### What you should do
Below is a block of records; repeat each one exactly.

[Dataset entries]
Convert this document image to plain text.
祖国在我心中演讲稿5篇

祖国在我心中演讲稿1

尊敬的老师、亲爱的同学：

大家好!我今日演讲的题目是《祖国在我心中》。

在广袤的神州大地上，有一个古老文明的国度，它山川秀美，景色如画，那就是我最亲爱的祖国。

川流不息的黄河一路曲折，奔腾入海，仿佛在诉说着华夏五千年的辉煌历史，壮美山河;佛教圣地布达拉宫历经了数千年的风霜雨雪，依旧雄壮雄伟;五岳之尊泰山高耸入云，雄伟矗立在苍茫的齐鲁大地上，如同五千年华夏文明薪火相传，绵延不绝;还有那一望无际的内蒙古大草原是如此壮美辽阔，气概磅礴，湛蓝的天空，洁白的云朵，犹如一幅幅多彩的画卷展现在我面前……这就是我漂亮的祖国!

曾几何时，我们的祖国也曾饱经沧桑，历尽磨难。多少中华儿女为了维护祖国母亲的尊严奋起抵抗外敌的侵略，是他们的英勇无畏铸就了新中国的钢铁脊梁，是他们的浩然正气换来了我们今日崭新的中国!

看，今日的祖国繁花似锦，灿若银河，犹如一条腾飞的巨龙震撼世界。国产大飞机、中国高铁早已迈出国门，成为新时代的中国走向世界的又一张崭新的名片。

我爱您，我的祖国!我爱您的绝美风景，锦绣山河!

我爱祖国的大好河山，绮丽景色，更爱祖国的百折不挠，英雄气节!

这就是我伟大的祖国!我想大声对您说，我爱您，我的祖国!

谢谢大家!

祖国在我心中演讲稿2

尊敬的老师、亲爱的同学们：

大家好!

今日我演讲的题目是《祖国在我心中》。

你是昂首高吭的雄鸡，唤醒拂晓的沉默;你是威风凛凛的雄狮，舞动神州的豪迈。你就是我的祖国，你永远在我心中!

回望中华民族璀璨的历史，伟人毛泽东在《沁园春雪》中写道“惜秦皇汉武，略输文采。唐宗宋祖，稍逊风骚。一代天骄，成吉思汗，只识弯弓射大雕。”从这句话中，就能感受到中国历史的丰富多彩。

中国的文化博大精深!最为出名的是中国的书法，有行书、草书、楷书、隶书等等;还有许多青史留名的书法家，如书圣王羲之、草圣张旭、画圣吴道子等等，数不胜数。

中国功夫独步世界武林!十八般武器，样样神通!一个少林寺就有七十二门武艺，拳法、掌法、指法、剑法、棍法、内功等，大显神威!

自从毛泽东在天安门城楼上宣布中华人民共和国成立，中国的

### Solution to this exercise
Convert this document image to plain text.
祖国在我心中演讲稿5篇

祖国在我心中演讲稿1

尊敬的老师、亲爱的同学：

大家好!我今日演讲的题目是《祖国在我心中》。

在广袤的神州大地上，有一个古老文明的国度，它山川秀美，景色如画，那就是我最亲爱的祖国。

川流不息的黄河一路曲折，奔腾入海，仿佛在诉说着华夏五千年的辉煌历史，壮美山河;佛教圣地布达拉宫历经了数千年的风霜雨雪，依旧雄壮雄伟;五岳之尊泰山高耸入云，雄伟矗立在苍茫的齐鲁大地上，如同五千年华夏文明薪火相传，绵延不绝;还有那一望无际的内蒙古大草原是如此壮美辽阔，气概磅礴，湛蓝的天空，洁白的云朵，犹如一幅幅多彩的画卷展现在我面前……这就是我漂亮的祖国!

曾几何时，我们的祖国也曾饱经沧桑，历尽磨难。多少中华儿女为了维护祖国母亲的尊严奋起抵抗外敌的侵略，是他们的英勇无畏铸就了新中国的钢铁脊梁，是他们的浩然正气换来了我们今日崭新的中国!

看，今日的祖国繁花似锦，灿若银河，犹如一条腾飞的巨龙震撼世界。国产大飞机、中国高铁早已迈出国门，成为新时代的中国走向世界的又一张崭新的名片。

我爱您，我的祖国!我爱您的绝美风景，锦绣山河!

我爱祖国的大好河山，绮丽景色，更爱祖国的百折不挠，英雄气节!

这就是我伟大的祖国!我想大声对您说，我爱您，我的祖国!

谢谢大家!

祖国在我心中演讲稿2

尊敬的老师、亲爱的同学们：

大家好!

今日我演讲的题目是《祖国在我心中》。

你是昂首高吭的雄鸡，唤醒拂晓的沉默;你是威风凛凛的雄狮，舞动神州的豪迈。你就是我的祖国，你永远在我心中!

回望中华民族璀璨的历史，伟人毛泽东在《沁园春雪》中写道“惜秦皇汉武，略输文采。唐宗宋祖，稍逊风骚。一代天骄，成吉思汗，只识弯弓射大雕。”从这句话中，就能感受到中国历史的丰富多彩。

中国的文化博大精深!最为出名的是中国的书法，有行书、草书、楷书、隶书等等;还有许多青史留名的书法家，如书圣王羲之、草圣张旭、画圣吴道子等等，数不胜数。

中国功夫独步世界武林!十八般武器，样样神通!一个少林寺就有七十二门武艺，拳法、掌法、指法、剑法、棍法、内功等，大显神威!

自从毛泽东在天安门城楼上宣布中华人民共和国成立，中国的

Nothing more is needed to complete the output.